→ Work to be completed
Check every line of the material below for the string "floor", and return the ones that have it.
* Begin *
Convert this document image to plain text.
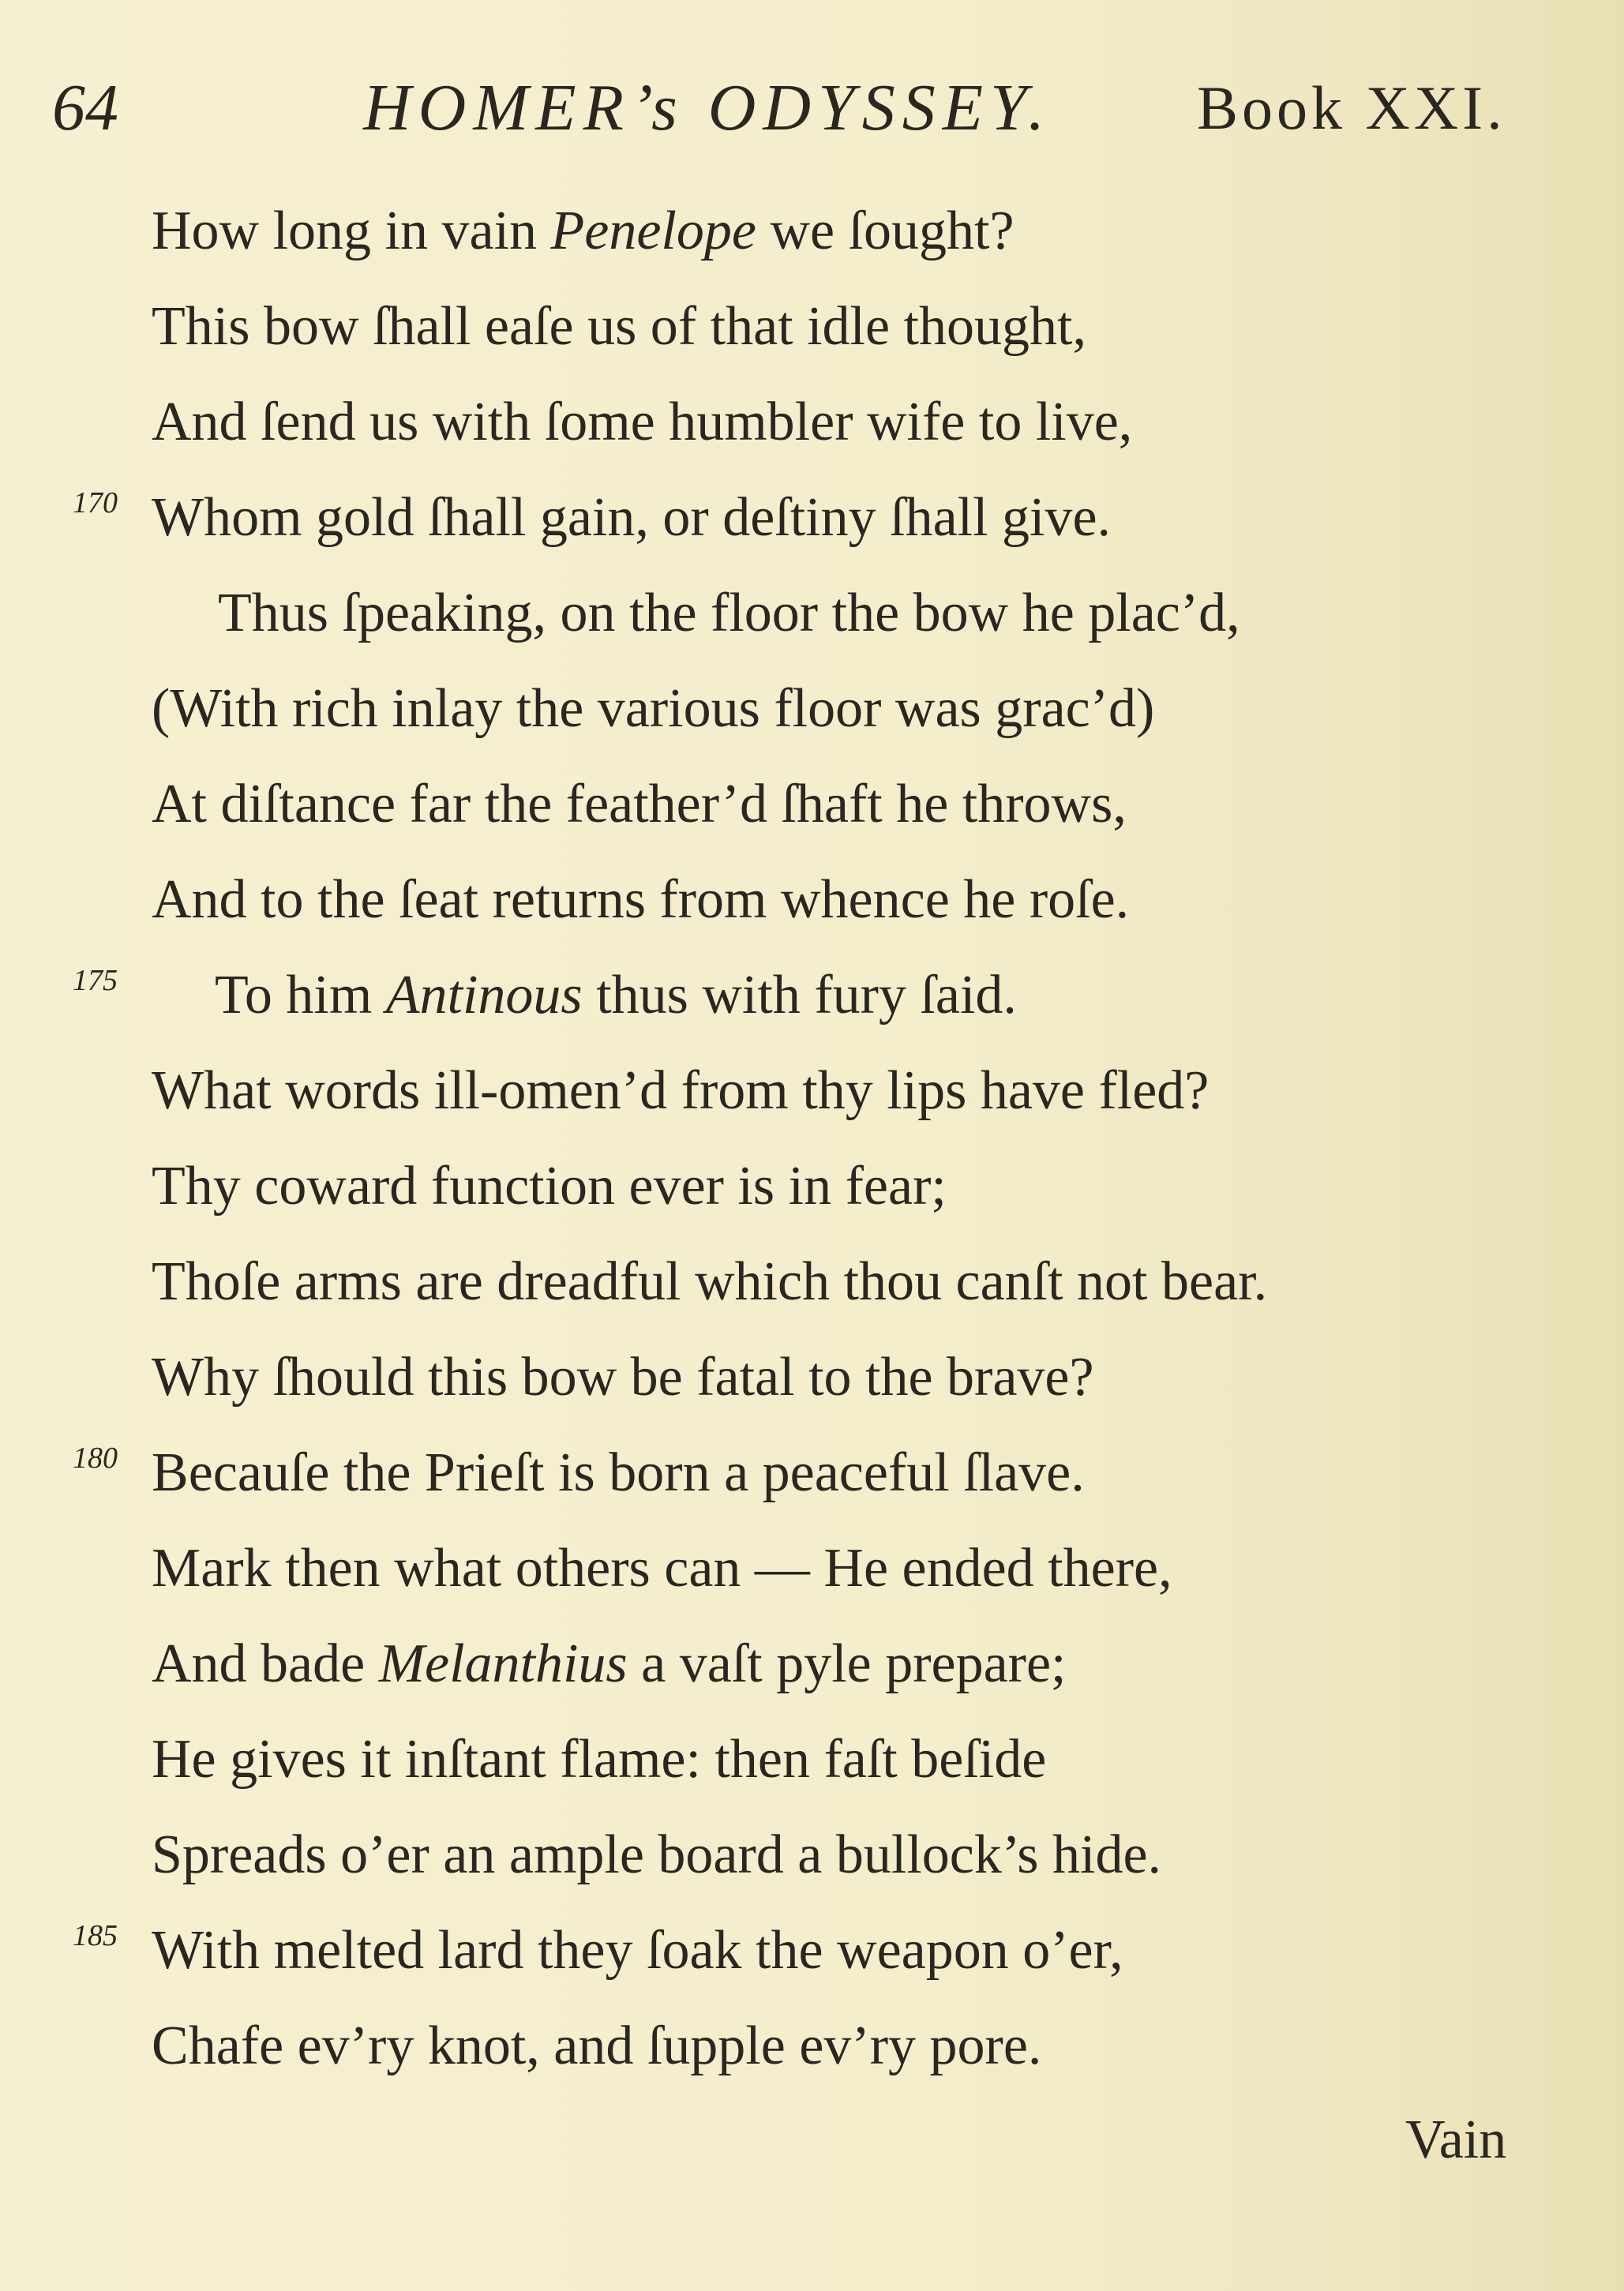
64	HOMER’s ODYSSEY. Book XXI.
How long in vain Penelope we ſought?
This bow ſhall eaſe us of that idle thought,
And ſend us with ſome humbler wife to live,
170 Whom gold ſhall gain, or deſtiny ſhall give.
Thus ſpeaking, on the floor the bow he plac’d,
(With rich inlay the various floor was grac’d)
At diſtance far the feather’d ſhaft he throws,
And to the ſeat returns from whence he roſe.
175 To him Antinous thus with fury ſaid.
What words ill-omen’d from thy lips have fled?
Thy coward function ever is in fear;
Thoſe arms are dreadful which thou canſt not bear.
Why ſhould this bow be fatal to the brave?
180 Becauſe the Prieſt is born a peaceful ſlave.
Mark then what others can — He ended there,
And bade Melanthius a vaſt pyle prepare;
He gives it inſtant flame: then faſt beſide
Spreads o’er an ample board a bullock’s hide.
185 With melted lard they ſoak the weapon o’er,
Chafe ev’ry knot, and ſupple ev’ry pore.
Vain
* End *
→ Exercise solution
Thus ſpeaking, on the floor the bow he plac’d,
(With rich inlay the various floor was grac’d)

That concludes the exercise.